Every line below should be duplicated exactly.

#### EXERCISE INPUT

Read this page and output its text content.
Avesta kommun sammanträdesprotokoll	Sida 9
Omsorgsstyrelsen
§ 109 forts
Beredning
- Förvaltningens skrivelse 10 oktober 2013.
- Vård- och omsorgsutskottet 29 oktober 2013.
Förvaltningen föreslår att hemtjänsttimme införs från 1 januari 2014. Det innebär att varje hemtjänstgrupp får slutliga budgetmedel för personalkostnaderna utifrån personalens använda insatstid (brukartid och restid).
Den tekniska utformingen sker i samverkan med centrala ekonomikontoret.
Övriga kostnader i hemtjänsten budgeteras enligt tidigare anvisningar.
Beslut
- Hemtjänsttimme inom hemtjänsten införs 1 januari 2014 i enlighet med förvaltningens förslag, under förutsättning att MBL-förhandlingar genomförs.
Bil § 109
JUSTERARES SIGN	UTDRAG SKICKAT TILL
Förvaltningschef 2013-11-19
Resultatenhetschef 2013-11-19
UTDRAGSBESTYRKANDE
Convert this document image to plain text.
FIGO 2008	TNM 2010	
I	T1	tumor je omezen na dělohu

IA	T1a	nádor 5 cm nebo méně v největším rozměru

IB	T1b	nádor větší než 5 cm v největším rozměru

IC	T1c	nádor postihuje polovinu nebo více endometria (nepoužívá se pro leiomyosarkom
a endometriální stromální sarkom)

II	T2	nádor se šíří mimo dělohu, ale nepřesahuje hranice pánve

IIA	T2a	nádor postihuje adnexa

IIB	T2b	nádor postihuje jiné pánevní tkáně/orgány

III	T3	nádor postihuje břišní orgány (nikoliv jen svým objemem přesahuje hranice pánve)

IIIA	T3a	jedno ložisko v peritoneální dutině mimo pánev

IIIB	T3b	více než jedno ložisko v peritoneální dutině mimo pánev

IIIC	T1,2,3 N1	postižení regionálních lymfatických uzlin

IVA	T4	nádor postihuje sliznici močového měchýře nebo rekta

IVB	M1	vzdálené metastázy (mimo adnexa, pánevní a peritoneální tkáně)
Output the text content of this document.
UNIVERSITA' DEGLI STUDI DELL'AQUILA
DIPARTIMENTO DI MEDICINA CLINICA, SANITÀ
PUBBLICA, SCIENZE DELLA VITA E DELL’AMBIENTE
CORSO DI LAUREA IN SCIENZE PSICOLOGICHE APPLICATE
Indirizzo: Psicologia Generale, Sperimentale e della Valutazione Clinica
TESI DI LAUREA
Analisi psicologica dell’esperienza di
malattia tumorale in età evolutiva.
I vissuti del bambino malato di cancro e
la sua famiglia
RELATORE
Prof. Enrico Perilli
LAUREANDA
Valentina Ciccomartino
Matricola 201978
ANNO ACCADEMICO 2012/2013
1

########

EXPECTED ANSWER >>
Read this page and output its text content.
Avesta kommun sammanträdesprotokoll	Sida 9
Omsorgsstyrelsen
§ 109 forts
Beredning
- Förvaltningens skrivelse 10 oktober 2013.
- Vård- och omsorgsutskottet 29 oktober 2013.
Förvaltningen föreslår att hemtjänsttimme införs från 1 januari 2014. Det innebär att varje hemtjänstgrupp får slutliga budgetmedel för personalkostnaderna utifrån personalens använda insatstid (brukartid och restid).
Den tekniska utformingen sker i samverkan med centrala ekonomikontoret.
Övriga kostnader i hemtjänsten budgeteras enligt tidigare anvisningar.
Beslut
- Hemtjänsttimme inom hemtjänsten införs 1 januari 2014 i enlighet med förvaltningens förslag, under förutsättning att MBL-förhandlingar genomförs.
Bil § 109
JUSTERARES SIGN	UTDRAG SKICKAT TILL
Förvaltningschef 2013-11-19
Resultatenhetschef 2013-11-19
UTDRAGSBESTYRKANDE
Convert this document image to plain text.
FIGO 2008	TNM 2010	
I	T1	tumor je omezen na dělohu

IA	T1a	nádor 5 cm nebo méně v největším rozměru

IB	T1b	nádor větší než 5 cm v největším rozměru

IC	T1c	nádor postihuje polovinu nebo více endometria (nepoužívá se pro leiomyosarkom
a endometriální stromální sarkom)

II	T2	nádor se šíří mimo dělohu, ale nepřesahuje hranice pánve

IIA	T2a	nádor postihuje adnexa

IIB	T2b	nádor postihuje jiné pánevní tkáně/orgány

III	T3	nádor postihuje břišní orgány (nikoliv jen svým objemem přesahuje hranice pánve)

IIIA	T3a	jedno ložisko v peritoneální dutině mimo pánev

IIIB	T3b	více než jedno ložisko v peritoneální dutině mimo pánev

IIIC	T1,2,3 N1	postižení regionálních lymfatických uzlin

IVA	T4	nádor postihuje sliznici močového měchýře nebo rekta

IVB	M1	vzdálené metastázy (mimo adnexa, pánevní a peritoneální tkáně)
Output the text content of this document.
UNIVERSITA' DEGLI STUDI DELL'AQUILA
DIPARTIMENTO DI MEDICINA CLINICA, SANITÀ
PUBBLICA, SCIENZE DELLA VITA E DELL’AMBIENTE
CORSO DI LAUREA IN SCIENZE PSICOLOGICHE APPLICATE
Indirizzo: Psicologia Generale, Sperimentale e della Valutazione Clinica
TESI DI LAUREA
Analisi psicologica dell’esperienza di
malattia tumorale in età evolutiva.
I vissuti del bambino malato di cancro e
la sua famiglia
RELATORE
Prof. Enrico Perilli
LAUREANDA
Valentina Ciccomartino
Matricola 201978
ANNO ACCADEMICO 2012/2013
1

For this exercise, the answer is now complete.